What is expected: Write out each line beneath this one exactly as it reads.

Supplied material:
+ + + +

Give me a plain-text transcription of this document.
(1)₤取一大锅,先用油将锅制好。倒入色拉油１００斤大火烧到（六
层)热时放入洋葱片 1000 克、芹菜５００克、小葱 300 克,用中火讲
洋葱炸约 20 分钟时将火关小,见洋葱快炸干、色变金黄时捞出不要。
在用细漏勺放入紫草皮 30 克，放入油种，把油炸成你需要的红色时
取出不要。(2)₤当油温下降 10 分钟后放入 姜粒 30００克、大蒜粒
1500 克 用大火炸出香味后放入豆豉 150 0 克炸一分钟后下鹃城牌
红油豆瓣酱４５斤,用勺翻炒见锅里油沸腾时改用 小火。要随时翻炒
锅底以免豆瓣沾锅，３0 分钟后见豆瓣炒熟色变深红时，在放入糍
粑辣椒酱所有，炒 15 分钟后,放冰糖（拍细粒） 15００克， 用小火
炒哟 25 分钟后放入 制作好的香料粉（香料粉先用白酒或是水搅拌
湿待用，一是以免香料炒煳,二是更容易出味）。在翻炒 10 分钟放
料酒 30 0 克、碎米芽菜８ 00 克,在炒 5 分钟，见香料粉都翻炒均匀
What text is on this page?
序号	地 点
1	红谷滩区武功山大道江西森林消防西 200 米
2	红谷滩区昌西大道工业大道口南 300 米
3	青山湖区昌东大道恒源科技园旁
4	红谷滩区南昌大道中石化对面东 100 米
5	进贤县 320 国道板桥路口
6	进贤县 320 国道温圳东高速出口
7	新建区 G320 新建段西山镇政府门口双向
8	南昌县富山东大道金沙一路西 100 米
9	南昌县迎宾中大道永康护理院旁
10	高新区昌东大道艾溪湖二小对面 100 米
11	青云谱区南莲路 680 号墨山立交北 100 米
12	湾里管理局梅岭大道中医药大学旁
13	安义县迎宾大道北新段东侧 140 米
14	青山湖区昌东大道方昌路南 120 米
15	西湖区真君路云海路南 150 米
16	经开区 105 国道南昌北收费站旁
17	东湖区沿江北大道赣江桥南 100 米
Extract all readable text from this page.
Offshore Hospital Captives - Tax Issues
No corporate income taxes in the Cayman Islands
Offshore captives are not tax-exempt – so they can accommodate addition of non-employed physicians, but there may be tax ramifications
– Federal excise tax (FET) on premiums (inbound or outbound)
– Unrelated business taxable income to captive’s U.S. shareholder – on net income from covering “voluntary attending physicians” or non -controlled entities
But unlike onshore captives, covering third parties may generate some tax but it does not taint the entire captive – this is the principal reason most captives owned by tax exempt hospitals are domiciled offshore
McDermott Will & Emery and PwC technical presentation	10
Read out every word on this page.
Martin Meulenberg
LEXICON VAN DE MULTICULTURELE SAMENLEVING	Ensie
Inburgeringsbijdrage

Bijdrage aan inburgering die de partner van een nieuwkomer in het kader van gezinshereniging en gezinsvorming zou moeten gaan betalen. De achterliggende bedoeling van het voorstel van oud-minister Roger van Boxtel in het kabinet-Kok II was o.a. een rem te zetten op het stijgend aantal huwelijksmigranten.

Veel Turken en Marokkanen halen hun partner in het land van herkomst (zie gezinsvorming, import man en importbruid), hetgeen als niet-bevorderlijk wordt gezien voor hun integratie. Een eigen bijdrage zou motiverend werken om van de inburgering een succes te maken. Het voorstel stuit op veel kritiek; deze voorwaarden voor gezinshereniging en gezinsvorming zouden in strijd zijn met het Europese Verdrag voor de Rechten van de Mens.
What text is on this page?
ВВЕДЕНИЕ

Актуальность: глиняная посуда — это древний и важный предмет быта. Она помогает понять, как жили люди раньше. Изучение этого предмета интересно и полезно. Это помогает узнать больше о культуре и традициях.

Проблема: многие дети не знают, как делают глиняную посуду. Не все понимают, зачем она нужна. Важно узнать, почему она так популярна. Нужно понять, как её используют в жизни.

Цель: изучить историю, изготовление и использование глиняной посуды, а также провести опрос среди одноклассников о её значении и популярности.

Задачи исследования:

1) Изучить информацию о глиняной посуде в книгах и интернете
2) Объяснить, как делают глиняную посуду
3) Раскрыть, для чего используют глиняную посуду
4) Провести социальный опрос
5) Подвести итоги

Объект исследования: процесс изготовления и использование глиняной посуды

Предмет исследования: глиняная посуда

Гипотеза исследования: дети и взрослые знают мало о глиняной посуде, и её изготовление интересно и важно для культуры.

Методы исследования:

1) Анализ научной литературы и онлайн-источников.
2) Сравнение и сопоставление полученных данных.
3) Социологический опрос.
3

+ + + +

Task answer:
Give me a plain-text transcription of this document.
(1)₤取一大锅,先用油将锅制好。倒入色拉油１００斤大火烧到（六
层)热时放入洋葱片 1000 克、芹菜５００克、小葱 300 克,用中火讲
洋葱炸约 20 分钟时将火关小,见洋葱快炸干、色变金黄时捞出不要。
在用细漏勺放入紫草皮 30 克，放入油种，把油炸成你需要的红色时
取出不要。(2)₤当油温下降 10 分钟后放入 姜粒 30００克、大蒜粒
1500 克 用大火炸出香味后放入豆豉 150 0 克炸一分钟后下鹃城牌
红油豆瓣酱４５斤,用勺翻炒见锅里油沸腾时改用 小火。要随时翻炒
锅底以免豆瓣沾锅，３0 分钟后见豆瓣炒熟色变深红时，在放入糍
粑辣椒酱所有，炒 15 分钟后,放冰糖（拍细粒） 15００克， 用小火
炒哟 25 分钟后放入 制作好的香料粉（香料粉先用白酒或是水搅拌
湿待用，一是以免香料炒煳,二是更容易出味）。在翻炒 10 分钟放
料酒 30 0 克、碎米芽菜８ 00 克,在炒 5 分钟，见香料粉都翻炒均匀
What text is on this page?
序号	地 点
1	红谷滩区武功山大道江西森林消防西 200 米
2	红谷滩区昌西大道工业大道口南 300 米
3	青山湖区昌东大道恒源科技园旁
4	红谷滩区南昌大道中石化对面东 100 米
5	进贤县 320 国道板桥路口
6	进贤县 320 国道温圳东高速出口
7	新建区 G320 新建段西山镇政府门口双向
8	南昌县富山东大道金沙一路西 100 米
9	南昌县迎宾中大道永康护理院旁
10	高新区昌东大道艾溪湖二小对面 100 米
11	青云谱区南莲路 680 号墨山立交北 100 米
12	湾里管理局梅岭大道中医药大学旁
13	安义县迎宾大道北新段东侧 140 米
14	青山湖区昌东大道方昌路南 120 米
15	西湖区真君路云海路南 150 米
16	经开区 105 国道南昌北收费站旁
17	东湖区沿江北大道赣江桥南 100 米
Extract all readable text from this page.
Offshore Hospital Captives - Tax Issues
No corporate income taxes in the Cayman Islands
Offshore captives are not tax-exempt – so they can accommodate addition of non-employed physicians, but there may be tax ramifications
– Federal excise tax (FET) on premiums (inbound or outbound)
– Unrelated business taxable income to captive’s U.S. shareholder – on net income from covering “voluntary attending physicians” or non -controlled entities
But unlike onshore captives, covering third parties may generate some tax but it does not taint the entire captive – this is the principal reason most captives owned by tax exempt hospitals are domiciled offshore
McDermott Will & Emery and PwC technical presentation	10
Read out every word on this page.
Martin Meulenberg
LEXICON VAN DE MULTICULTURELE SAMENLEVING	Ensie
Inburgeringsbijdrage

Bijdrage aan inburgering die de partner van een nieuwkomer in het kader van gezinshereniging en gezinsvorming zou moeten gaan betalen. De achterliggende bedoeling van het voorstel van oud-minister Roger van Boxtel in het kabinet-Kok II was o.a. een rem te zetten op het stijgend aantal huwelijksmigranten.

Veel Turken en Marokkanen halen hun partner in het land van herkomst (zie gezinsvorming, import man en importbruid), hetgeen als niet-bevorderlijk wordt gezien voor hun integratie. Een eigen bijdrage zou motiverend werken om van de inburgering een succes te maken. Het voorstel stuit op veel kritiek; deze voorwaarden voor gezinshereniging en gezinsvorming zouden in strijd zijn met het Europese Verdrag voor de Rechten van de Mens.
What text is on this page?
ВВЕДЕНИЕ

Актуальность: глиняная посуда — это древний и важный предмет быта. Она помогает понять, как жили люди раньше. Изучение этого предмета интересно и полезно. Это помогает узнать больше о культуре и традициях.

Проблема: многие дети не знают, как делают глиняную посуду. Не все понимают, зачем она нужна. Важно узнать, почему она так популярна. Нужно понять, как её используют в жизни.

Цель: изучить историю, изготовление и использование глиняной посуды, а также провести опрос среди одноклассников о её значении и популярности.

Задачи исследования:

1) Изучить информацию о глиняной посуде в книгах и интернете
2) Объяснить, как делают глиняную посуду
3) Раскрыть, для чего используют глиняную посуду
4) Провести социальный опрос
5) Подвести итоги

Объект исследования: процесс изготовления и использование глиняной посуды

Предмет исследования: глиняная посуда

Гипотеза исследования: дети и взрослые знают мало о глиняной посуде, и её изготовление интересно и важно для культуры.

Методы исследования:

1) Анализ научной литературы и онлайн-источников.
2) Сравнение и сопоставление полученных данных.
3) Социологический опрос.
3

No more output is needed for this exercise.